# Aim
Each entry must be given again exactly; images do not belong in the copy.

# Data
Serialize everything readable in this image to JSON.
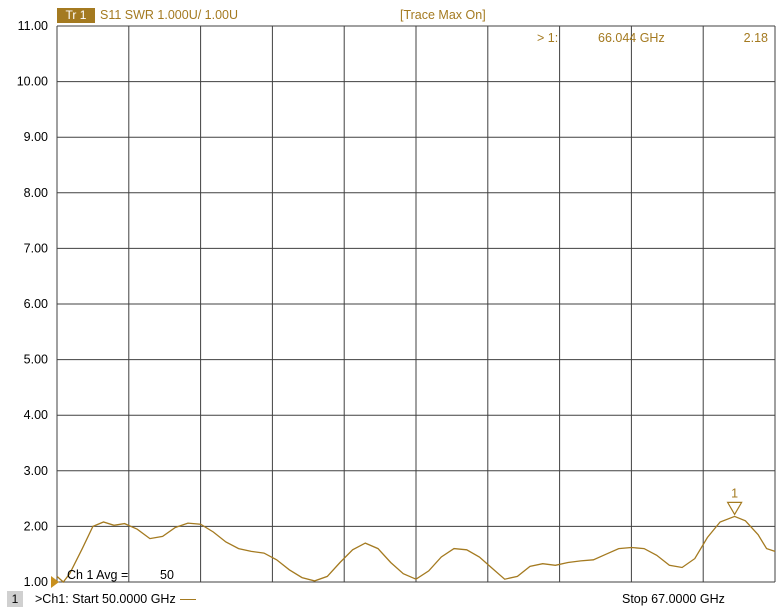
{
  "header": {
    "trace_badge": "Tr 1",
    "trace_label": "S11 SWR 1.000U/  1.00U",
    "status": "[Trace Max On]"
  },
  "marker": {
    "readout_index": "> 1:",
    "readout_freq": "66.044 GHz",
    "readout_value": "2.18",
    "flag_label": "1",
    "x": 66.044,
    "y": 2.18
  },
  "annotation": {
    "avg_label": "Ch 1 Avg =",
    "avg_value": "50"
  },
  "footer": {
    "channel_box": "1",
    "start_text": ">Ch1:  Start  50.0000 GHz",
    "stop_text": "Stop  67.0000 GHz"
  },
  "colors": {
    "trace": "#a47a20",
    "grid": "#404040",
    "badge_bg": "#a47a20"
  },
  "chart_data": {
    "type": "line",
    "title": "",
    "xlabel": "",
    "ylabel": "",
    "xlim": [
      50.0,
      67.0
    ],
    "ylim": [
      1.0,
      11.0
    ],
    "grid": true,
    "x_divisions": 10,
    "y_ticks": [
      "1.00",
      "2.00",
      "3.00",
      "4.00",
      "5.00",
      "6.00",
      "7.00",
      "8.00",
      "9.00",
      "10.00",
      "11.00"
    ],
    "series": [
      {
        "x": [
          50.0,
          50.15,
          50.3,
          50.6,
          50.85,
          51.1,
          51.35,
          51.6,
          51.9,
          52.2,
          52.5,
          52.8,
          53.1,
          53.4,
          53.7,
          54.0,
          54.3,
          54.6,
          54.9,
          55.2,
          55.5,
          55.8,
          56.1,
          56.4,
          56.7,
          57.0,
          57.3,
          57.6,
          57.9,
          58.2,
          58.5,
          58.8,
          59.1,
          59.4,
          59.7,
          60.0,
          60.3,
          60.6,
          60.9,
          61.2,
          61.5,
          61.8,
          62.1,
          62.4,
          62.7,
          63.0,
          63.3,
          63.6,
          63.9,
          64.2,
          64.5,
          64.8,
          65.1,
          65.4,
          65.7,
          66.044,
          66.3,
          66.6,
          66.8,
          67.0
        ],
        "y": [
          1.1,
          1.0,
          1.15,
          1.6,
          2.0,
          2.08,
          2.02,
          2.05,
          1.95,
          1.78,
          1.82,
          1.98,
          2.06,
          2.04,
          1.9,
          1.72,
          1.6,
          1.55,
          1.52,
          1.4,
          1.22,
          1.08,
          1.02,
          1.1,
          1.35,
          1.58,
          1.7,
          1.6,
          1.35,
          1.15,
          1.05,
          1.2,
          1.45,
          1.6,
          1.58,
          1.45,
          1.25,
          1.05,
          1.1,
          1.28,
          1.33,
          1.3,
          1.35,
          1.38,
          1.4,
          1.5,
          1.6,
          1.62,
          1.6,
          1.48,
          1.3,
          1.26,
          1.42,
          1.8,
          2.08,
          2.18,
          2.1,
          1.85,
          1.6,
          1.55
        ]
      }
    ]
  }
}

# Response to the task
Serialize everything readable in this image to JSON.
{
  "header": {
    "trace_badge": "Tr 1",
    "trace_label": "S11 SWR 1.000U/  1.00U",
    "status": "[Trace Max On]"
  },
  "marker": {
    "readout_index": "> 1:",
    "readout_freq": "66.044 GHz",
    "readout_value": "2.18",
    "flag_label": "1",
    "x": 66.044,
    "y": 2.18
  },
  "annotation": {
    "avg_label": "Ch 1 Avg =",
    "avg_value": "50"
  },
  "footer": {
    "channel_box": "1",
    "start_text": ">Ch1:  Start  50.0000 GHz",
    "stop_text": "Stop  67.0000 GHz"
  },
  "colors": {
    "trace": "#a47a20",
    "grid": "#404040",
    "badge_bg": "#a47a20"
  },
  "chart_data": {
    "type": "line",
    "title": "",
    "xlabel": "",
    "ylabel": "",
    "xlim": [
      50.0,
      67.0
    ],
    "ylim": [
      1.0,
      11.0
    ],
    "grid": true,
    "x_divisions": 10,
    "y_ticks": [
      "1.00",
      "2.00",
      "3.00",
      "4.00",
      "5.00",
      "6.00",
      "7.00",
      "8.00",
      "9.00",
      "10.00",
      "11.00"
    ],
    "series": [
      {
        "x": [
          50.0,
          50.15,
          50.3,
          50.6,
          50.85,
          51.1,
          51.35,
          51.6,
          51.9,
          52.2,
          52.5,
          52.8,
          53.1,
          53.4,
          53.7,
          54.0,
          54.3,
          54.6,
          54.9,
          55.2,
          55.5,
          55.8,
          56.1,
          56.4,
          56.7,
          57.0,
          57.3,
          57.6,
          57.9,
          58.2,
          58.5,
          58.8,
          59.1,
          59.4,
          59.7,
          60.0,
          60.3,
          60.6,
          60.9,
          61.2,
          61.5,
          61.8,
          62.1,
          62.4,
          62.7,
          63.0,
          63.3,
          63.6,
          63.9,
          64.2,
          64.5,
          64.8,
          65.1,
          65.4,
          65.7,
          66.044,
          66.3,
          66.6,
          66.8,
          67.0
        ],
        "y": [
          1.1,
          1.0,
          1.15,
          1.6,
          2.0,
          2.08,
          2.02,
          2.05,
          1.95,
          1.78,
          1.82,
          1.98,
          2.06,
          2.04,
          1.9,
          1.72,
          1.6,
          1.55,
          1.52,
          1.4,
          1.22,
          1.08,
          1.02,
          1.1,
          1.35,
          1.58,
          1.7,
          1.6,
          1.35,
          1.15,
          1.05,
          1.2,
          1.45,
          1.6,
          1.58,
          1.45,
          1.25,
          1.05,
          1.1,
          1.28,
          1.33,
          1.3,
          1.35,
          1.38,
          1.4,
          1.5,
          1.6,
          1.62,
          1.6,
          1.48,
          1.3,
          1.26,
          1.42,
          1.8,
          2.08,
          2.18,
          2.1,
          1.85,
          1.6,
          1.55
        ]
      }
    ]
  }
}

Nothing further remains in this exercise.